--- DATASET ROWS ---
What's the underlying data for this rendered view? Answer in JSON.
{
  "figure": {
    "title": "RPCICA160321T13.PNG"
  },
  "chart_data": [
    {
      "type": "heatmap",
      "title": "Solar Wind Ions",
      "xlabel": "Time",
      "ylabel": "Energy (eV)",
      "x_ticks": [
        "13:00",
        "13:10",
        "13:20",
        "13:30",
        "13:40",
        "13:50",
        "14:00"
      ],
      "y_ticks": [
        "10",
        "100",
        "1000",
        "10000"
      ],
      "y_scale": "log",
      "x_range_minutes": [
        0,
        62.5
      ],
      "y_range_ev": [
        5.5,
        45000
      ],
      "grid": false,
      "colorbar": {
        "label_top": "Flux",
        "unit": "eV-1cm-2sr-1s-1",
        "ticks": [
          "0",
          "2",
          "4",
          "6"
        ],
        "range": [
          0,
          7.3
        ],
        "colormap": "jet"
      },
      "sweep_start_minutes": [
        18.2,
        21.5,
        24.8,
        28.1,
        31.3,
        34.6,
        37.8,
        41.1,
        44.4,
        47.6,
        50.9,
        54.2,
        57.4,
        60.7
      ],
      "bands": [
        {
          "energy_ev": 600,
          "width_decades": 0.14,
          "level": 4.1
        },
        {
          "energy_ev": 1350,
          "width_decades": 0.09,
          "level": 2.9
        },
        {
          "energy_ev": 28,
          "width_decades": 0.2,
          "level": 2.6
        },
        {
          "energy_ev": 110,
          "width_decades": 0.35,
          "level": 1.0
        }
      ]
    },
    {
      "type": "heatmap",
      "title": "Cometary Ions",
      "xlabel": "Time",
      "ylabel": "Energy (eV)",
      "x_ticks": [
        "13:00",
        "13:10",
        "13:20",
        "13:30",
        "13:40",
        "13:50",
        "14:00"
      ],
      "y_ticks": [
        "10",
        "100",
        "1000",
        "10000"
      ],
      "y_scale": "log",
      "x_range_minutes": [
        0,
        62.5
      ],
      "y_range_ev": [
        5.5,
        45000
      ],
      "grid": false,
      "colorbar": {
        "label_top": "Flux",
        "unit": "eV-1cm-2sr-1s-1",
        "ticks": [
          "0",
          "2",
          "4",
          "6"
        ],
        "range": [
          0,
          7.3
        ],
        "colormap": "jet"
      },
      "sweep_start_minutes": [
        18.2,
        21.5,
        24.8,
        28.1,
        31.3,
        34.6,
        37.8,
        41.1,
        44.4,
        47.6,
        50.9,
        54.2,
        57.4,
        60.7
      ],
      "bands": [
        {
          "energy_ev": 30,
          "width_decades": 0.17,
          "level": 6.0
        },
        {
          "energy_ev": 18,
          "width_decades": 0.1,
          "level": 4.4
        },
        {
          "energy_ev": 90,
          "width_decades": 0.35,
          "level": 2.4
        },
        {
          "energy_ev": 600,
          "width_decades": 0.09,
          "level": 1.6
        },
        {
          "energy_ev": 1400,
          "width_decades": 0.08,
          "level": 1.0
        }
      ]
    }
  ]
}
---
### DESCRIPTION OF THE TASK
Output all of the data again. Match it exactly.

### FINISHED TASK
What's the underlying data for this rendered view? Answer in JSON.
{
  "figure": {
    "title": "RPCICA160321T13.PNG"
  },
  "chart_data": [
    {
      "type": "heatmap",
      "title": "Solar Wind Ions",
      "xlabel": "Time",
      "ylabel": "Energy (eV)",
      "x_ticks": [
        "13:00",
        "13:10",
        "13:20",
        "13:30",
        "13:40",
        "13:50",
        "14:00"
      ],
      "y_ticks": [
        "10",
        "100",
        "1000",
        "10000"
      ],
      "y_scale": "log",
      "x_range_minutes": [
        0,
        62.5
      ],
      "y_range_ev": [
        5.5,
        45000
      ],
      "grid": false,
      "colorbar": {
        "label_top": "Flux",
        "unit": "eV-1cm-2sr-1s-1",
        "ticks": [
          "0",
          "2",
          "4",
          "6"
        ],
        "range": [
          0,
          7.3
        ],
        "colormap": "jet"
      },
      "sweep_start_minutes": [
        18.2,
        21.5,
        24.8,
        28.1,
        31.3,
        34.6,
        37.8,
        41.1,
        44.4,
        47.6,
        50.9,
        54.2,
        57.4,
        60.7
      ],
      "bands": [
        {
          "energy_ev": 600,
          "width_decades": 0.14,
          "level": 4.1
        },
        {
          "energy_ev": 1350,
          "width_decades": 0.09,
          "level": 2.9
        },
        {
          "energy_ev": 28,
          "width_decades": 0.2,
          "level": 2.6
        },
        {
          "energy_ev": 110,
          "width_decades": 0.35,
          "level": 1.0
        }
      ]
    },
    {
      "type": "heatmap",
      "title": "Cometary Ions",
      "xlabel": "Time",
      "ylabel": "Energy (eV)",
      "x_ticks": [
        "13:00",
        "13:10",
        "13:20",
        "13:30",
        "13:40",
        "13:50",
        "14:00"
      ],
      "y_ticks": [
        "10",
        "100",
        "1000",
        "10000"
      ],
      "y_scale": "log",
      "x_range_minutes": [
        0,
        62.5
      ],
      "y_range_ev": [
        5.5,
        45000
      ],
      "grid": false,
      "colorbar": {
        "label_top": "Flux",
        "unit": "eV-1cm-2sr-1s-1",
        "ticks": [
          "0",
          "2",
          "4",
          "6"
        ],
        "range": [
          0,
          7.3
        ],
        "colormap": "jet"
      },
      "sweep_start_minutes": [
        18.2,
        21.5,
        24.8,
        28.1,
        31.3,
        34.6,
        37.8,
        41.1,
        44.4,
        47.6,
        50.9,
        54.2,
        57.4,
        60.7
      ],
      "bands": [
        {
          "energy_ev": 30,
          "width_decades": 0.17,
          "level": 6.0
        },
        {
          "energy_ev": 18,
          "width_decades": 0.1,
          "level": 4.4
        },
        {
          "energy_ev": 90,
          "width_decades": 0.35,
          "level": 2.4
        },
        {
          "energy_ev": 600,
          "width_decades": 0.09,
          "level": 1.6
        },
        {
          "energy_ev": 1400,
          "width_decades": 0.08,
          "level": 1.0
        }
      ]
    }
  ]
}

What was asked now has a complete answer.